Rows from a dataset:
=====
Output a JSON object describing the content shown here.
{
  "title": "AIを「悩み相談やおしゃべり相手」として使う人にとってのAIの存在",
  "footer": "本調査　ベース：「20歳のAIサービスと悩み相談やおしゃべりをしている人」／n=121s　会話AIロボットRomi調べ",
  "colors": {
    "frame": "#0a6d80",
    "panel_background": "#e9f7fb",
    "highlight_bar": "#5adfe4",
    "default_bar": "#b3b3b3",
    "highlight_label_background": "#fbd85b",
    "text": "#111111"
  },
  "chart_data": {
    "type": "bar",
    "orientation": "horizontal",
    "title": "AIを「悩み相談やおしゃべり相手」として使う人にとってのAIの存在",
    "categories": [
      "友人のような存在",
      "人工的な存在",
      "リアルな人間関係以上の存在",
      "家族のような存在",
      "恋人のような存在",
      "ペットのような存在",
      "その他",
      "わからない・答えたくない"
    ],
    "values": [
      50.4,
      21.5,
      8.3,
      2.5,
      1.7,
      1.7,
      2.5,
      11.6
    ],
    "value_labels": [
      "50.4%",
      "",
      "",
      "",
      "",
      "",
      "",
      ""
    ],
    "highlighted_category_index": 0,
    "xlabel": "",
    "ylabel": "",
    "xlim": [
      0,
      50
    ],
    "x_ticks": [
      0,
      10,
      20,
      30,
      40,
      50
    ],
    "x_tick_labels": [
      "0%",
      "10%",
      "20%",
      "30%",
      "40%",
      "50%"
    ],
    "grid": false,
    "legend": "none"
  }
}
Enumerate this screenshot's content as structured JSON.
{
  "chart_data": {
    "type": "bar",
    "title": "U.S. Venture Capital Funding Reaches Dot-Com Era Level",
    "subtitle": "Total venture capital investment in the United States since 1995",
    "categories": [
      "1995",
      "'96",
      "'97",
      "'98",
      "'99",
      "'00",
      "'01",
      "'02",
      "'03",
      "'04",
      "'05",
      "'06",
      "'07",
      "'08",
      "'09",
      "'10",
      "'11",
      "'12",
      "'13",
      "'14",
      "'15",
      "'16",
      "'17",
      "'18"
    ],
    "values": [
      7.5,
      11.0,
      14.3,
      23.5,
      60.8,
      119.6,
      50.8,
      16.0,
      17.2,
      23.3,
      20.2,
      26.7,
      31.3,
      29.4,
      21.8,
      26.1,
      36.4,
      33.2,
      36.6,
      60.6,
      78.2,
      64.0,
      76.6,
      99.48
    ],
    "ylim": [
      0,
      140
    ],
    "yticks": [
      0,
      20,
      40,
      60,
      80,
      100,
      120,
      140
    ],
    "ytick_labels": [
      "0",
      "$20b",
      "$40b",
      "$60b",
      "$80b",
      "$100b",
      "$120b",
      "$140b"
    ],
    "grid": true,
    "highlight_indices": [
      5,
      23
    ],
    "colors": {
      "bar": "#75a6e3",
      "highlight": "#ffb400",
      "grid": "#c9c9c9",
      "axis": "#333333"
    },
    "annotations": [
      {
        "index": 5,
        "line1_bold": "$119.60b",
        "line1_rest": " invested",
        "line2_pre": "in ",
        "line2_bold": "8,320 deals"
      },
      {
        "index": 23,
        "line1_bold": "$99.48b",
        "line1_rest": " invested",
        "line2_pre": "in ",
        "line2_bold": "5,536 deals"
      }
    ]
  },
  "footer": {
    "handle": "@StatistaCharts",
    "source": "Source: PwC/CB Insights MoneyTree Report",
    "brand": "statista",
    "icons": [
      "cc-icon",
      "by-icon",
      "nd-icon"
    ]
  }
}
=====
- _Task requirements_:
Search the data for "として使う人にとってのAIの存在" and list every line in which it occurs.

- _Solution to this problem_:
  "title": "AIを「悩み相談やおしゃべり相手」として使う人にとってのAIの存在",
    "title": "AIを「悩み相談やおしゃべり相手」として使う人にとってのAIの存在",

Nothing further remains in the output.